■ WHAT YOU WILL DO:
Pull each line containing "Adult" out of the data and copy it.

■ Stored data:
◆ ◆ ◆
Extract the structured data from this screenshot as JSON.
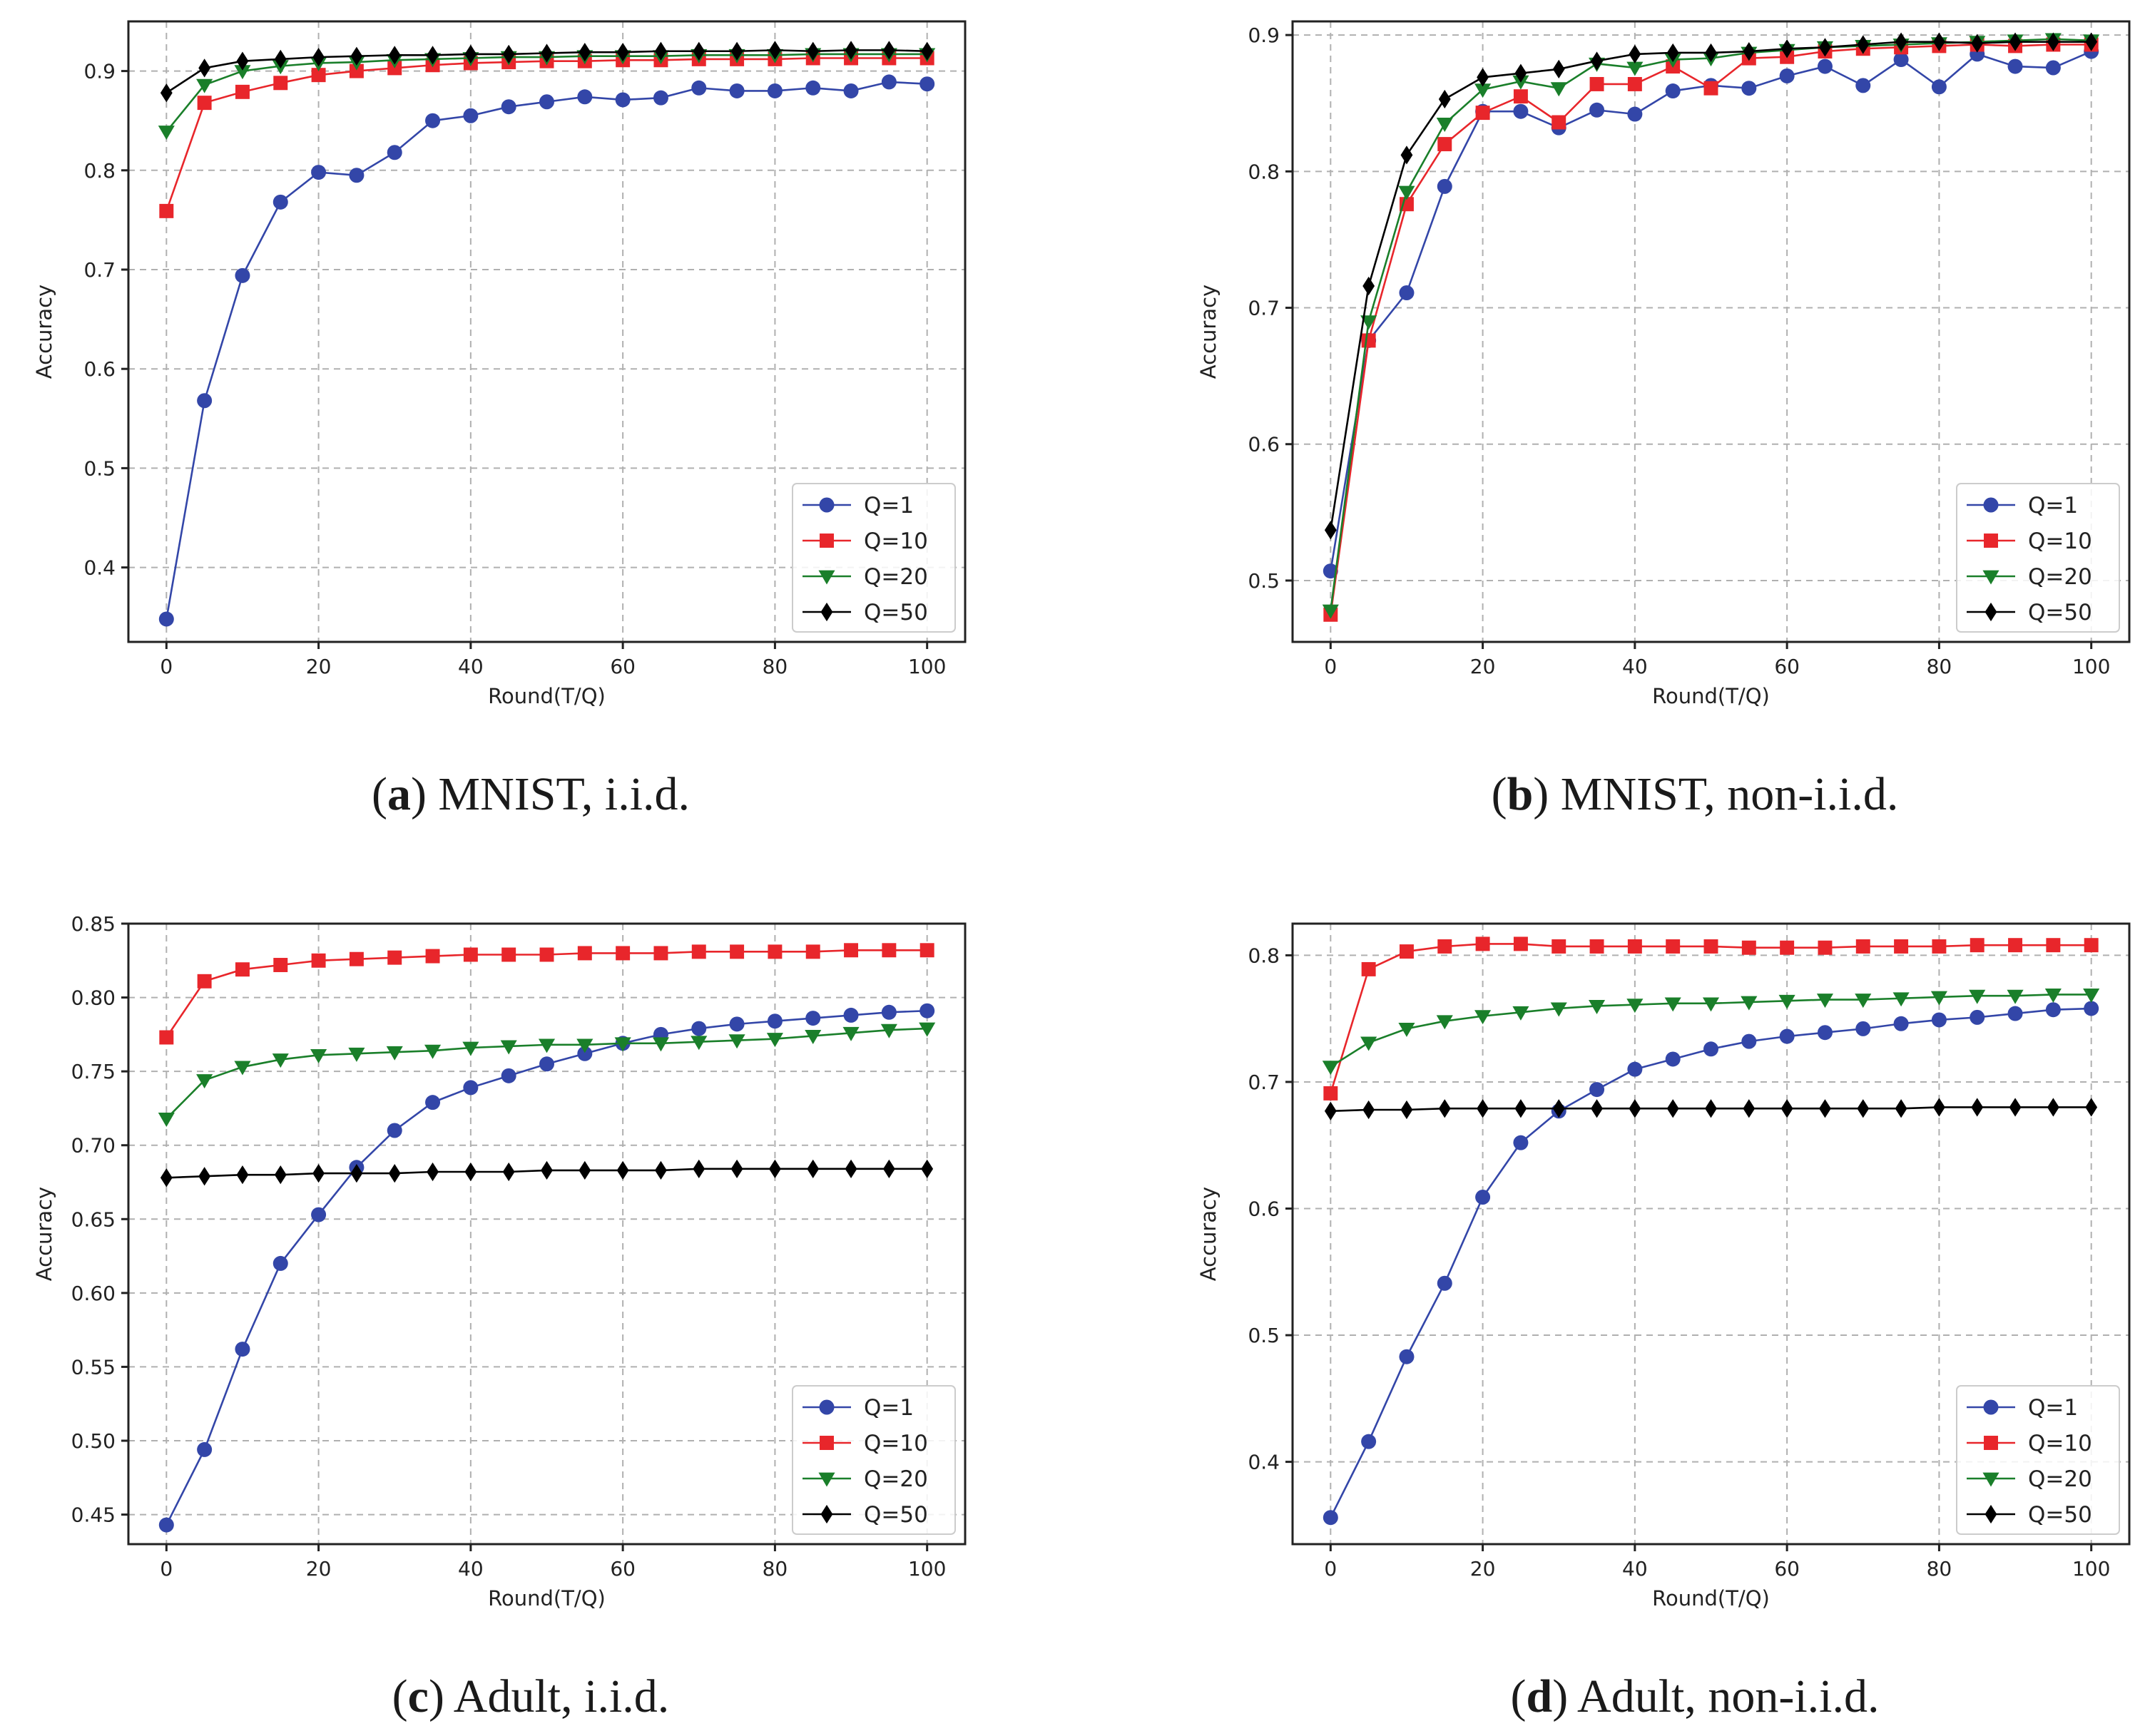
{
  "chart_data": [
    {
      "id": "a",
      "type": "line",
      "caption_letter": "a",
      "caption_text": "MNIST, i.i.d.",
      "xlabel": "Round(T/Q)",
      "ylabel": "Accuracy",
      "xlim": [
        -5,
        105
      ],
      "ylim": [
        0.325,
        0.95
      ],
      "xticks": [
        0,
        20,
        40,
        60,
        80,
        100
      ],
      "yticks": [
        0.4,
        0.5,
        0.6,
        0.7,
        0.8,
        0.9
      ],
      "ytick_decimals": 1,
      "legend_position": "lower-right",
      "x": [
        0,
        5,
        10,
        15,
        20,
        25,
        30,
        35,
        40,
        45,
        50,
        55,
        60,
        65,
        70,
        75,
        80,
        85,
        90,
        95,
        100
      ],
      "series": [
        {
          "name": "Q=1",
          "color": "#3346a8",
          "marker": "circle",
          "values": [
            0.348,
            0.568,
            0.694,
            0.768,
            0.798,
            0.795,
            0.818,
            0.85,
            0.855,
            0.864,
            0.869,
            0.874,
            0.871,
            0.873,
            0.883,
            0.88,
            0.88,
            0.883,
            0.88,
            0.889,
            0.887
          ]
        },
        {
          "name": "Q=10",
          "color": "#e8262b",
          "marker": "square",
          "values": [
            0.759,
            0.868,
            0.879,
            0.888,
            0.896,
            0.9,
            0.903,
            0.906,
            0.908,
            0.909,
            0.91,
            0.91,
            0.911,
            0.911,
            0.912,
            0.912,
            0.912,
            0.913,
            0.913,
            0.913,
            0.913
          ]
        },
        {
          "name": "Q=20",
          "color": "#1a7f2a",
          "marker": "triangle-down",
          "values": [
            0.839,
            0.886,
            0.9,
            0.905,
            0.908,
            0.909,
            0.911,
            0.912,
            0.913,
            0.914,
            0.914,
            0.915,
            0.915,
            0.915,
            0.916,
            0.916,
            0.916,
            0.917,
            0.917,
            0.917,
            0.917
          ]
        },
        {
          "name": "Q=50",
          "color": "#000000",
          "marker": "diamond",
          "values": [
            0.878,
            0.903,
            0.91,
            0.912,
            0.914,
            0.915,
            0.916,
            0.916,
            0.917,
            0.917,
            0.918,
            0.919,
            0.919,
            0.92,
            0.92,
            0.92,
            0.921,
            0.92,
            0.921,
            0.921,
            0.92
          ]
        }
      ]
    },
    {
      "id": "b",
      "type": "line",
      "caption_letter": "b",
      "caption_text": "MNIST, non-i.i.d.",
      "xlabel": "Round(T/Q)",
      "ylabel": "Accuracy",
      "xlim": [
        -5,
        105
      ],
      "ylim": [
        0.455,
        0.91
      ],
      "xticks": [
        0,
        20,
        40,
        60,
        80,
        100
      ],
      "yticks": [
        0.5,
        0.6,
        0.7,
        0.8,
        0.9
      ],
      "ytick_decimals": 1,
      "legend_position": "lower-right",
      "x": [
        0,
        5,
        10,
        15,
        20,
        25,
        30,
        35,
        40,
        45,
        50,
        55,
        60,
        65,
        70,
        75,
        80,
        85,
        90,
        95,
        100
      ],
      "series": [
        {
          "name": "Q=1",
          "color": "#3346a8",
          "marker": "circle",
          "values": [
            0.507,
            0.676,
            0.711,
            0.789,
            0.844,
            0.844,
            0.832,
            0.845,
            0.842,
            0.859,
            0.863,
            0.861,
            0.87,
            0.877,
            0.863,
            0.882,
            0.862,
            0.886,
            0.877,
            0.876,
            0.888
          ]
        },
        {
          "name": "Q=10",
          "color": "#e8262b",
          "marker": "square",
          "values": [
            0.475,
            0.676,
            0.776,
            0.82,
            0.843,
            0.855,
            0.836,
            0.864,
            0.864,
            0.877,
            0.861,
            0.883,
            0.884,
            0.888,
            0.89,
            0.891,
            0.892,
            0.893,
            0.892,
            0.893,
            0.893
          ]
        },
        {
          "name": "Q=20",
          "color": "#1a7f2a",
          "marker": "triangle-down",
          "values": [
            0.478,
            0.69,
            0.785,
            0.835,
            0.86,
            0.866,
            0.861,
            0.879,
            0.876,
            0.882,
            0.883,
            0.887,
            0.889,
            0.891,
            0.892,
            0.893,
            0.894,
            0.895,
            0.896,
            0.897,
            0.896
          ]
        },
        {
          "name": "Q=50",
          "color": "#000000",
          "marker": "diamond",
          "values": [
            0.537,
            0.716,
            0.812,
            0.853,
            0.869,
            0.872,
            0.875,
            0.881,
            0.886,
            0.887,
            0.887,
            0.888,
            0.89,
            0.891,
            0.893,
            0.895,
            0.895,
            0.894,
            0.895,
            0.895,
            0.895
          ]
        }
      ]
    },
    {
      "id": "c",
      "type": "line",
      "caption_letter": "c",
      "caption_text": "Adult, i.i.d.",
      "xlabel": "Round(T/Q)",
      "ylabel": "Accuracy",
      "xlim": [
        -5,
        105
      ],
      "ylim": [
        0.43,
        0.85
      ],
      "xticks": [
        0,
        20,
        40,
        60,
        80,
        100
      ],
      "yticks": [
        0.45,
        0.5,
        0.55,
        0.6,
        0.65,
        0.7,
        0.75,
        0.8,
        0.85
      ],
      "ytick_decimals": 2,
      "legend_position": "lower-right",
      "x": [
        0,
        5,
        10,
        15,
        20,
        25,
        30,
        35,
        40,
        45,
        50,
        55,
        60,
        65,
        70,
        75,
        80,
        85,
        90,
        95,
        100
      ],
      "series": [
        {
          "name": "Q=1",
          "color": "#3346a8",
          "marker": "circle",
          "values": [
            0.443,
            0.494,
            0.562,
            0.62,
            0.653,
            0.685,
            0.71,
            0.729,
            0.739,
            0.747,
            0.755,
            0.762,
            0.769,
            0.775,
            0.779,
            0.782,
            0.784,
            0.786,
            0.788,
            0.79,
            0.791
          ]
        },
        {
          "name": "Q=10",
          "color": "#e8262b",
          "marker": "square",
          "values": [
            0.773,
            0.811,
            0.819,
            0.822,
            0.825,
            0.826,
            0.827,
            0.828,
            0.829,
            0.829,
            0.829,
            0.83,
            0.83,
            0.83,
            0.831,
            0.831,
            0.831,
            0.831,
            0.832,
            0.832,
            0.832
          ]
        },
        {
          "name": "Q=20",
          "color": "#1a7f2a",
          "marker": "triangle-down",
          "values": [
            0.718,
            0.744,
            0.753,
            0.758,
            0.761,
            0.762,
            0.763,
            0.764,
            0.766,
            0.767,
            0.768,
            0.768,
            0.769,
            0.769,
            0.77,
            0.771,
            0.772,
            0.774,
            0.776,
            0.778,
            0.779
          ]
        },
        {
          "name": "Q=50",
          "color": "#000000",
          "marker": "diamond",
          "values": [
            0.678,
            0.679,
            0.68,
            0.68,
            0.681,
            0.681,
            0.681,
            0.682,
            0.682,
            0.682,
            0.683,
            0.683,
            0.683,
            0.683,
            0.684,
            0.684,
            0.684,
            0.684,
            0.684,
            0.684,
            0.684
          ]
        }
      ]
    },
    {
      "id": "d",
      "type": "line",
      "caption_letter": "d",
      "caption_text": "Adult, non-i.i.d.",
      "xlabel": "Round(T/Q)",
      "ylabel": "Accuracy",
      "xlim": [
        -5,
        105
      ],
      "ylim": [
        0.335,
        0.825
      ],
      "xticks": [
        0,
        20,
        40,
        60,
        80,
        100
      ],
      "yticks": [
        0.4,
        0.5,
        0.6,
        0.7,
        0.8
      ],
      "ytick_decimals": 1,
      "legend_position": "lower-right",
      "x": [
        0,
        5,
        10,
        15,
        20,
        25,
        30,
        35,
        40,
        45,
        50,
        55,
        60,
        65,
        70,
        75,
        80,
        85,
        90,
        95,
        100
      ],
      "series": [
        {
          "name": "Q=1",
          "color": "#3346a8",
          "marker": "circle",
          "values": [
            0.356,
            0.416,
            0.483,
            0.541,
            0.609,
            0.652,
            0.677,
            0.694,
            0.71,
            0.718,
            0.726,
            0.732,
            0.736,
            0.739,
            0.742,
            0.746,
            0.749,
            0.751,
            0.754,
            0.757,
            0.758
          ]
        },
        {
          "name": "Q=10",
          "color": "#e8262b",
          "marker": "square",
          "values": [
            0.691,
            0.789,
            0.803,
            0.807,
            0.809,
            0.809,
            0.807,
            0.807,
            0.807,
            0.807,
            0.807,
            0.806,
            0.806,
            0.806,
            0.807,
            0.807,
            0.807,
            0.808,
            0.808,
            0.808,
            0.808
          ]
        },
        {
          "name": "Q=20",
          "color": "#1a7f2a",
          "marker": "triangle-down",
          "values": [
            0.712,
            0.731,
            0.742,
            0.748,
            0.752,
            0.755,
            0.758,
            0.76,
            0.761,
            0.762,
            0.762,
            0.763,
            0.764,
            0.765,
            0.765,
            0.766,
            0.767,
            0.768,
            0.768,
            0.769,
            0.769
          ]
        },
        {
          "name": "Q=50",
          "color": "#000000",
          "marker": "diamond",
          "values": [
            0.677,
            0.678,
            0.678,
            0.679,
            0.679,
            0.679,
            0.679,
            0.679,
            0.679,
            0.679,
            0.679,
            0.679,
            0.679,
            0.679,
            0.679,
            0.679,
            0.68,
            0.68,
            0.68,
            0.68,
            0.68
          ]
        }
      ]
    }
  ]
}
◆ ◆ ◆
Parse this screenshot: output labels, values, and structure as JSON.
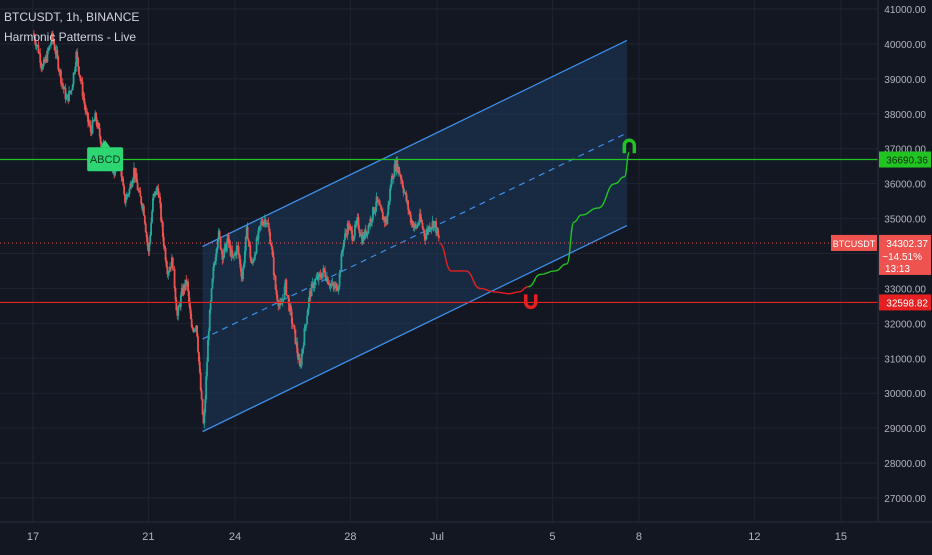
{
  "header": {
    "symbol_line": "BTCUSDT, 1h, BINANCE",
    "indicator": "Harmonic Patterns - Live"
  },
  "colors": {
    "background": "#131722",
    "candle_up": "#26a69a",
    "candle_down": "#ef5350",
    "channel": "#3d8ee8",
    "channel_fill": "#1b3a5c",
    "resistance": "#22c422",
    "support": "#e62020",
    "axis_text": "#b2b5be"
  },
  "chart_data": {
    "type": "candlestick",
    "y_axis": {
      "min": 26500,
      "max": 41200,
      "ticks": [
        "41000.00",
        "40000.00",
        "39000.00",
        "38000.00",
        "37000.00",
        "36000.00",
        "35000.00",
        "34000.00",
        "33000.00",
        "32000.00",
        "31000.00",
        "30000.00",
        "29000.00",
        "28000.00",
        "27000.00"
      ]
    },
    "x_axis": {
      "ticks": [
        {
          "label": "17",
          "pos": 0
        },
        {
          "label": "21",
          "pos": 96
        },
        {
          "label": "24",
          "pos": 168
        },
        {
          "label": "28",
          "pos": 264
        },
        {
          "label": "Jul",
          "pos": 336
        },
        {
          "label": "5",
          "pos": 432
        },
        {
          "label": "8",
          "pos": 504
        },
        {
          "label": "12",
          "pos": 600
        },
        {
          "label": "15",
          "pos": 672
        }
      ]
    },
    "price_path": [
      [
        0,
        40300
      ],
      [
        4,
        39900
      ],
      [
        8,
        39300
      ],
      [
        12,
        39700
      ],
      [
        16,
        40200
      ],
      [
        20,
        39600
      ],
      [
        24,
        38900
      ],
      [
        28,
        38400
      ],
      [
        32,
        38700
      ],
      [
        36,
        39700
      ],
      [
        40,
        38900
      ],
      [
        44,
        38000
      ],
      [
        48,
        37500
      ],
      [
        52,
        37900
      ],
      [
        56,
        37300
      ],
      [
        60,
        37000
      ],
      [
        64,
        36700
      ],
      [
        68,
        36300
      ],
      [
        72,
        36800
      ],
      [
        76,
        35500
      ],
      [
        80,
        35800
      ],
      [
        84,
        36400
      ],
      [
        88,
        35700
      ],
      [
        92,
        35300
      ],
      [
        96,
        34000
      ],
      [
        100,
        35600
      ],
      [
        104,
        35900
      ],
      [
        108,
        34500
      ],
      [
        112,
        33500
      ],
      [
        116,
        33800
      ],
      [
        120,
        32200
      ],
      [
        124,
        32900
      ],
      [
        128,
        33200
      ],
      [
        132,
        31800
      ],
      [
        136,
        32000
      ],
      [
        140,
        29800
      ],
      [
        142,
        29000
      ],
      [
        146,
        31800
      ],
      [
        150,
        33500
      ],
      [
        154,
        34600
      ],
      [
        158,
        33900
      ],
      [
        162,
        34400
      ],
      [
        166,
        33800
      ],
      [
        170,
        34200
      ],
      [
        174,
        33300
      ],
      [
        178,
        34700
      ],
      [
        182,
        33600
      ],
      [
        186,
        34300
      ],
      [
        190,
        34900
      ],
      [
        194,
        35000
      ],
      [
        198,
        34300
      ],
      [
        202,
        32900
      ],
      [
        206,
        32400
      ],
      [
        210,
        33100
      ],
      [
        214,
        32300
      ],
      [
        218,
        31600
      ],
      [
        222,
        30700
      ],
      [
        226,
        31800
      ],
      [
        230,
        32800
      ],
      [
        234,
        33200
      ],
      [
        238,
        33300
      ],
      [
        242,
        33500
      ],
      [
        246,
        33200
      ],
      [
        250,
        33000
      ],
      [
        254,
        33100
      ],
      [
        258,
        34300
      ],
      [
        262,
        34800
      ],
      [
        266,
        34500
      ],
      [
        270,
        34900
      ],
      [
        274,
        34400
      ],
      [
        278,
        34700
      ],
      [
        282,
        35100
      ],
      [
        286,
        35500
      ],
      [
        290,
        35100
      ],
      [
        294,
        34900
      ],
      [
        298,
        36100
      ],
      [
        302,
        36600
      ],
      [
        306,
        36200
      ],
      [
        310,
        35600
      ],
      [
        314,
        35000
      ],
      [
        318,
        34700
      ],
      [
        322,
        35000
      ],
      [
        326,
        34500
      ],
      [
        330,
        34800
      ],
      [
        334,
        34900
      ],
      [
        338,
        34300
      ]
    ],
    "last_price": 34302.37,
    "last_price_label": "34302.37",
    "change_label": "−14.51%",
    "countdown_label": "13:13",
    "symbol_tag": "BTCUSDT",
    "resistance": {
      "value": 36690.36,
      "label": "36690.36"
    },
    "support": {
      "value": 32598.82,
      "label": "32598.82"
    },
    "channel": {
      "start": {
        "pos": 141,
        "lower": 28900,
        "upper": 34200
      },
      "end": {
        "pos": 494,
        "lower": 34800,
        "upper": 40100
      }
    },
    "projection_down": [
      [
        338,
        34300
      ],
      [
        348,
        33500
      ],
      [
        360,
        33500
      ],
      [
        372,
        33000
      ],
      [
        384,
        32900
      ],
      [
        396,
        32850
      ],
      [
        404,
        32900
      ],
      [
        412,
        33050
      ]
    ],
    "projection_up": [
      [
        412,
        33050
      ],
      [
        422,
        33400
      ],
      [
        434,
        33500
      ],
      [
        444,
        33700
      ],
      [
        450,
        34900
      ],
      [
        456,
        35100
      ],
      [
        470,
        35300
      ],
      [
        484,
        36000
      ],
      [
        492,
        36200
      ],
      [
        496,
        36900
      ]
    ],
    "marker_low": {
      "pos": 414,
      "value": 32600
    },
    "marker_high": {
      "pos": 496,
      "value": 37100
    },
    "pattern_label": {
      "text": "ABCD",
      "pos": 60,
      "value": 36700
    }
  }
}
◆ ◆ ◆
■ WORKED SOLUTION:
      "caption_text": "Adult, i.i.d.",
      "caption_text": "Adult, non-i.i.d.",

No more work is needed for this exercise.